Exercise directions:
Repeat each record below exactly as given.

Data to use:
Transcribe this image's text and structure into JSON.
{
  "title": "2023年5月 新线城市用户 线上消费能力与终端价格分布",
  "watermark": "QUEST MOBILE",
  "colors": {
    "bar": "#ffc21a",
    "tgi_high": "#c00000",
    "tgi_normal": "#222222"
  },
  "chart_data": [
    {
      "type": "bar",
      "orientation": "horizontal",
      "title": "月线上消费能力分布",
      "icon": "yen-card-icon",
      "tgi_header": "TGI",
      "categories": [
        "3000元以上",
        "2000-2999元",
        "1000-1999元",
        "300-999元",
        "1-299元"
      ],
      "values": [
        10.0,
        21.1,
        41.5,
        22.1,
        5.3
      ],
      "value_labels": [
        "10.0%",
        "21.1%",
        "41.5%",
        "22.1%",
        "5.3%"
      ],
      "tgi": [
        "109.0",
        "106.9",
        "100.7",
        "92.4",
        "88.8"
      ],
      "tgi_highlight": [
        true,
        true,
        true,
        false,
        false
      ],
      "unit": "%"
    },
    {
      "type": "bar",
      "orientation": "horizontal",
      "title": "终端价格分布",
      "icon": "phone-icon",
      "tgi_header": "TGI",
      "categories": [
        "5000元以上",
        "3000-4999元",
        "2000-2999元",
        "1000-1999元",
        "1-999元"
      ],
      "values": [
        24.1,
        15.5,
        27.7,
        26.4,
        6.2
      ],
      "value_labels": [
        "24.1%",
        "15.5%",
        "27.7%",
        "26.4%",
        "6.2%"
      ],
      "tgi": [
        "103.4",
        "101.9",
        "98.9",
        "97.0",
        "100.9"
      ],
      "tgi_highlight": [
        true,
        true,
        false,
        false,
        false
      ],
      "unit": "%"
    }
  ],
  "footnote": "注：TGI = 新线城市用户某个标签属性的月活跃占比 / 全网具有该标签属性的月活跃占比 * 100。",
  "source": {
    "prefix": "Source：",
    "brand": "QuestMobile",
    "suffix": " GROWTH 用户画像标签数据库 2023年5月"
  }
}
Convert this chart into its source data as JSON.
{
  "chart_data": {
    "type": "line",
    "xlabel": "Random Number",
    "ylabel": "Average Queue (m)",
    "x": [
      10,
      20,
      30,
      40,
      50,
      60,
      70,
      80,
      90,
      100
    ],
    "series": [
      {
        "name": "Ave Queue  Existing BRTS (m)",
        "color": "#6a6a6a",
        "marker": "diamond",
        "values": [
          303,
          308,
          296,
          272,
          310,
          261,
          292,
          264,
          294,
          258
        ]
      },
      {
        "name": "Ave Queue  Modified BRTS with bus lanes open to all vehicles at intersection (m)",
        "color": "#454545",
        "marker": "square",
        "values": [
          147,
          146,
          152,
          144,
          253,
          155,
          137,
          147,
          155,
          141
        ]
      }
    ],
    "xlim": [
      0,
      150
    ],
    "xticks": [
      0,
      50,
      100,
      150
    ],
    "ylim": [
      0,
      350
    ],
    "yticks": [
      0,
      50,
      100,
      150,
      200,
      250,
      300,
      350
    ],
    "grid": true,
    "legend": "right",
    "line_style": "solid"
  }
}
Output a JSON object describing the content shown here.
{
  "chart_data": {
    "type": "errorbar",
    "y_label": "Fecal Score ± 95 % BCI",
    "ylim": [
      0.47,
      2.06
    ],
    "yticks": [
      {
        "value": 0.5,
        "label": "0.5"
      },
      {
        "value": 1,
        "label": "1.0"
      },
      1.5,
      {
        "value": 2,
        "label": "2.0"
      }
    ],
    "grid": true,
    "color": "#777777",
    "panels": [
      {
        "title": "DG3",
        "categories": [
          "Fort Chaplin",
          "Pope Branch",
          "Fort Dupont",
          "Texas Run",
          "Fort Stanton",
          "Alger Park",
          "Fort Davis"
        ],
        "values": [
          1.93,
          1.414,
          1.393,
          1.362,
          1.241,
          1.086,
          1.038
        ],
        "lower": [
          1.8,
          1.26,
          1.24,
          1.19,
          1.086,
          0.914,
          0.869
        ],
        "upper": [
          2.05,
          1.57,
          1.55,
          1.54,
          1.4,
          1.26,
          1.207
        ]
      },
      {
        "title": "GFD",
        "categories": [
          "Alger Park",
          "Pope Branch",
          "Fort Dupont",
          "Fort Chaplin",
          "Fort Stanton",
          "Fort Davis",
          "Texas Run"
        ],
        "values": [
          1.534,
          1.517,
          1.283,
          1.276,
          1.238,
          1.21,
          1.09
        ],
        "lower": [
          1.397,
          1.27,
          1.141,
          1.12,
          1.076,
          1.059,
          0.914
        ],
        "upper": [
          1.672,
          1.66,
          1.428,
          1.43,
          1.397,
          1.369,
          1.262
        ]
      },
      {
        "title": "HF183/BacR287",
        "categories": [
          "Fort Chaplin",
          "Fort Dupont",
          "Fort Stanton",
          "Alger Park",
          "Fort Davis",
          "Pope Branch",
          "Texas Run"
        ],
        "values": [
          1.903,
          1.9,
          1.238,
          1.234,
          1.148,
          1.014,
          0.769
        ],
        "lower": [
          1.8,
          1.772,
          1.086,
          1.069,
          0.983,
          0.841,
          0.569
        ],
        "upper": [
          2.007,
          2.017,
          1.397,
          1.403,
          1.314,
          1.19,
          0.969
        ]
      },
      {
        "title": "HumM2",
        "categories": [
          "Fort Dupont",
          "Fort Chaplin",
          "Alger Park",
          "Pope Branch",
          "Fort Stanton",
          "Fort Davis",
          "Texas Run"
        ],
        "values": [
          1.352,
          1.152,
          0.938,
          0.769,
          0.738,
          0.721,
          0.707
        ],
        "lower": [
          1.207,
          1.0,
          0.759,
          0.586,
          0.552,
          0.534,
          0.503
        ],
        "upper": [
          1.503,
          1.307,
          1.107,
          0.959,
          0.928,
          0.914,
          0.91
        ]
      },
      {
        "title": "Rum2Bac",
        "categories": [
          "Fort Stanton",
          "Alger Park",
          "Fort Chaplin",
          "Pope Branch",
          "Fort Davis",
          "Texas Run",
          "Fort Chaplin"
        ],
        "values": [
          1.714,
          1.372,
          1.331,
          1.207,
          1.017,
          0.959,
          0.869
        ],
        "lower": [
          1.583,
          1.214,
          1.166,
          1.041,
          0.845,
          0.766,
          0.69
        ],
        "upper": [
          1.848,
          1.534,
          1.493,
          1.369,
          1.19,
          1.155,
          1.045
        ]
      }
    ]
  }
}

Completed task:
Transcribe this image's text and structure into JSON.
{
  "title": "2023年5月 新线城市用户 线上消费能力与终端价格分布",
  "watermark": "QUEST MOBILE",
  "colors": {
    "bar": "#ffc21a",
    "tgi_high": "#c00000",
    "tgi_normal": "#222222"
  },
  "chart_data": [
    {
      "type": "bar",
      "orientation": "horizontal",
      "title": "月线上消费能力分布",
      "icon": "yen-card-icon",
      "tgi_header": "TGI",
      "categories": [
        "3000元以上",
        "2000-2999元",
        "1000-1999元",
        "300-999元",
        "1-299元"
      ],
      "values": [
        10.0,
        21.1,
        41.5,
        22.1,
        5.3
      ],
      "value_labels": [
        "10.0%",
        "21.1%",
        "41.5%",
        "22.1%",
        "5.3%"
      ],
      "tgi": [
        "109.0",
        "106.9",
        "100.7",
        "92.4",
        "88.8"
      ],
      "tgi_highlight": [
        true,
        true,
        true,
        false,
        false
      ],
      "unit": "%"
    },
    {
      "type": "bar",
      "orientation": "horizontal",
      "title": "终端价格分布",
      "icon": "phone-icon",
      "tgi_header": "TGI",
      "categories": [
        "5000元以上",
        "3000-4999元",
        "2000-2999元",
        "1000-1999元",
        "1-999元"
      ],
      "values": [
        24.1,
        15.5,
        27.7,
        26.4,
        6.2
      ],
      "value_labels": [
        "24.1%",
        "15.5%",
        "27.7%",
        "26.4%",
        "6.2%"
      ],
      "tgi": [
        "103.4",
        "101.9",
        "98.9",
        "97.0",
        "100.9"
      ],
      "tgi_highlight": [
        true,
        true,
        false,
        false,
        false
      ],
      "unit": "%"
    }
  ],
  "footnote": "注：TGI = 新线城市用户某个标签属性的月活跃占比 / 全网具有该标签属性的月活跃占比 * 100。",
  "source": {
    "prefix": "Source：",
    "brand": "QuestMobile",
    "suffix": " GROWTH 用户画像标签数据库 2023年5月"
  }
}
Convert this chart into its source data as JSON.
{
  "chart_data": {
    "type": "line",
    "xlabel": "Random Number",
    "ylabel": "Average Queue (m)",
    "x": [
      10,
      20,
      30,
      40,
      50,
      60,
      70,
      80,
      90,
      100
    ],
    "series": [
      {
        "name": "Ave Queue  Existing BRTS (m)",
        "color": "#6a6a6a",
        "marker": "diamond",
        "values": [
          303,
          308,
          296,
          272,
          310,
          261,
          292,
          264,
          294,
          258
        ]
      },
      {
        "name": "Ave Queue  Modified BRTS with bus lanes open to all vehicles at intersection (m)",
        "color": "#454545",
        "marker": "square",
        "values": [
          147,
          146,
          152,
          144,
          253,
          155,
          137,
          147,
          155,
          141
        ]
      }
    ],
    "xlim": [
      0,
      150
    ],
    "xticks": [
      0,
      50,
      100,
      150
    ],
    "ylim": [
      0,
      350
    ],
    "yticks": [
      0,
      50,
      100,
      150,
      200,
      250,
      300,
      350
    ],
    "grid": true,
    "legend": "right",
    "line_style": "solid"
  }
}
Output a JSON object describing the content shown here.
{
  "chart_data": {
    "type": "errorbar",
    "y_label": "Fecal Score ± 95 % BCI",
    "ylim": [
      0.47,
      2.06
    ],
    "yticks": [
      {
        "value": 0.5,
        "label": "0.5"
      },
      {
        "value": 1,
        "label": "1.0"
      },
      1.5,
      {
        "value": 2,
        "label": "2.0"
      }
    ],
    "grid": true,
    "color": "#777777",
    "panels": [
      {
        "title": "DG3",
        "categories": [
          "Fort Chaplin",
          "Pope Branch",
          "Fort Dupont",
          "Texas Run",
          "Fort Stanton",
          "Alger Park",
          "Fort Davis"
        ],
        "values": [
          1.93,
          1.414,
          1.393,
          1.362,
          1.241,
          1.086,
          1.038
        ],
        "lower": [
          1.8,
          1.26,
          1.24,
          1.19,
          1.086,
          0.914,
          0.869
        ],
        "upper": [
          2.05,
          1.57,
          1.55,
          1.54,
          1.4,
          1.26,
          1.207
        ]
      },
      {
        "title": "GFD",
        "categories": [
          "Alger Park",
          "Pope Branch",
          "Fort Dupont",
          "Fort Chaplin",
          "Fort Stanton",
          "Fort Davis",
          "Texas Run"
        ],
        "values": [
          1.534,
          1.517,
          1.283,
          1.276,
          1.238,
          1.21,
          1.09
        ],
        "lower": [
          1.397,
          1.27,
          1.141,
          1.12,
          1.076,
          1.059,
          0.914
        ],
        "upper": [
          1.672,
          1.66,
          1.428,
          1.43,
          1.397,
          1.369,
          1.262
        ]
      },
      {
        "title": "HF183/BacR287",
        "categories": [
          "Fort Chaplin",
          "Fort Dupont",
          "Fort Stanton",
          "Alger Park",
          "Fort Davis",
          "Pope Branch",
          "Texas Run"
        ],
        "values": [
          1.903,
          1.9,
          1.238,
          1.234,
          1.148,
          1.014,
          0.769
        ],
        "lower": [
          1.8,
          1.772,
          1.086,
          1.069,
          0.983,
          0.841,
          0.569
        ],
        "upper": [
          2.007,
          2.017,
          1.397,
          1.403,
          1.314,
          1.19,
          0.969
        ]
      },
      {
        "title": "HumM2",
        "categories": [
          "Fort Dupont",
          "Fort Chaplin",
          "Alger Park",
          "Pope Branch",
          "Fort Stanton",
          "Fort Davis",
          "Texas Run"
        ],
        "values": [
          1.352,
          1.152,
          0.938,
          0.769,
          0.738,
          0.721,
          0.707
        ],
        "lower": [
          1.207,
          1.0,
          0.759,
          0.586,
          0.552,
          0.534,
          0.503
        ],
        "upper": [
          1.503,
          1.307,
          1.107,
          0.959,
          0.928,
          0.914,
          0.91
        ]
      },
      {
        "title": "Rum2Bac",
        "categories": [
          "Fort Stanton",
          "Alger Park",
          "Fort Chaplin",
          "Pope Branch",
          "Fort Davis",
          "Texas Run",
          "Fort Chaplin"
        ],
        "values": [
          1.714,
          1.372,
          1.331,
          1.207,
          1.017,
          0.959,
          0.869
        ],
        "lower": [
          1.583,
          1.214,
          1.166,
          1.041,
          0.845,
          0.766,
          0.69
        ],
        "upper": [
          1.848,
          1.534,
          1.493,
          1.369,
          1.19,
          1.155,
          1.045
        ]
      }
    ]
  }
}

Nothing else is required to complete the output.